Stored records
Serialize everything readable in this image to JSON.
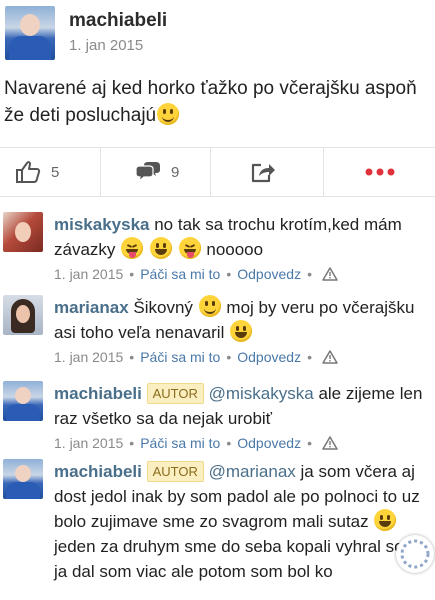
{
  "post": {
    "author": "machiabeli",
    "date": "1. jan 2015",
    "text": "Navarené aj ked horko ťažko po včerajšku aspoň že deti posluchajú"
  },
  "actions": {
    "like_count": "5",
    "comment_count": "9"
  },
  "comments": [
    {
      "author": "miskakyska",
      "text_1": "no tak sa trochu krotím,ked mám závazky",
      "text_2": "nooooo",
      "date": "1. jan 2015",
      "like_label": "Páči sa mi to",
      "reply_label": "Odpovedz"
    },
    {
      "author": "marianax",
      "text_1": "Šikovný",
      "text_2": "moj by veru po včerajšku asi toho veľa nenavaril",
      "date": "1. jan 2015",
      "like_label": "Páči sa mi to",
      "reply_label": "Odpovedz"
    },
    {
      "author": "machiabeli",
      "badge": "AUTOR",
      "mention": "@miskakyska",
      "text_1": "ale zijeme len raz všetko sa da nejak urobiť",
      "date": "1. jan 2015",
      "like_label": "Páči sa mi to",
      "reply_label": "Odpovedz"
    },
    {
      "author": "machiabeli",
      "badge": "AUTOR",
      "mention": "@marianax",
      "text_1": "ja som včera aj dost jedol inak by som padol ale po polnoci to uz bolo zujimave sme zo svagrom mali sutaz",
      "text_2": "jeden za druhym sme do seba kopali vyhral som ja dal som viac ale potom som bol ko"
    }
  ],
  "colors": {
    "link": "#4a78a8",
    "name": "#4a6f8a",
    "more_dots": "#e0323c",
    "badge_bg": "#fbeec1"
  }
}
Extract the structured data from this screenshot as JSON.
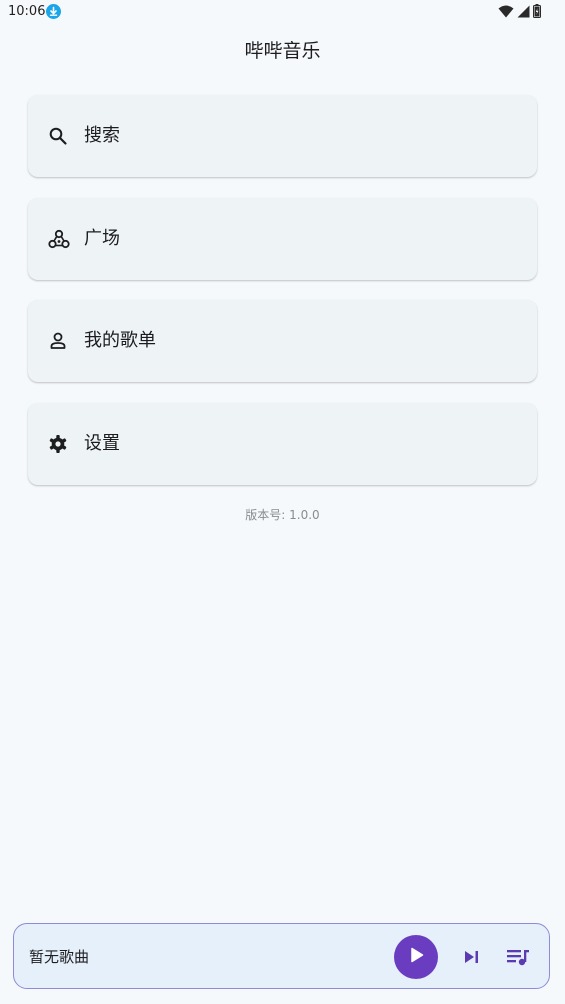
{
  "status_bar": {
    "time": "10:06"
  },
  "app": {
    "title": "哔哔音乐"
  },
  "menu": {
    "items": [
      {
        "label": "搜索",
        "icon": "search-icon"
      },
      {
        "label": "广场",
        "icon": "community-icon"
      },
      {
        "label": "我的歌单",
        "icon": "person-icon"
      },
      {
        "label": "设置",
        "icon": "gear-icon"
      }
    ]
  },
  "version_text": "版本号: 1.0.0",
  "player": {
    "song_title": "暂无歌曲",
    "accent_color": "#6a3dc0",
    "icons": [
      "play-icon",
      "skip-next-icon",
      "queue-music-icon"
    ]
  },
  "colors": {
    "background": "#f6f9fb",
    "card": "#eef3f5",
    "player_bg": "#e6f0fb",
    "player_border": "#8f8bd6",
    "download_badge": "#1aa6e8"
  }
}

§ **THE TASK**:
Find the line with "Extract the structured" in the listing and extract it and all lines after it through the end, exactly, without the pictures.

§ **SOLUTION**:
Extract the structured data from this screenshot as JSON.
{
  "status_bar": {
    "time": "10:06"
  },
  "app": {
    "title": "哔哔音乐"
  },
  "menu": {
    "items": [
      {
        "label": "搜索",
        "icon": "search-icon"
      },
      {
        "label": "广场",
        "icon": "community-icon"
      },
      {
        "label": "我的歌单",
        "icon": "person-icon"
      },
      {
        "label": "设置",
        "icon": "gear-icon"
      }
    ]
  },
  "version_text": "版本号: 1.0.0",
  "player": {
    "song_title": "暂无歌曲",
    "accent_color": "#6a3dc0",
    "icons": [
      "play-icon",
      "skip-next-icon",
      "queue-music-icon"
    ]
  },
  "colors": {
    "background": "#f6f9fb",
    "card": "#eef3f5",
    "player_bg": "#e6f0fb",
    "player_border": "#8f8bd6",
    "download_badge": "#1aa6e8"
  }
}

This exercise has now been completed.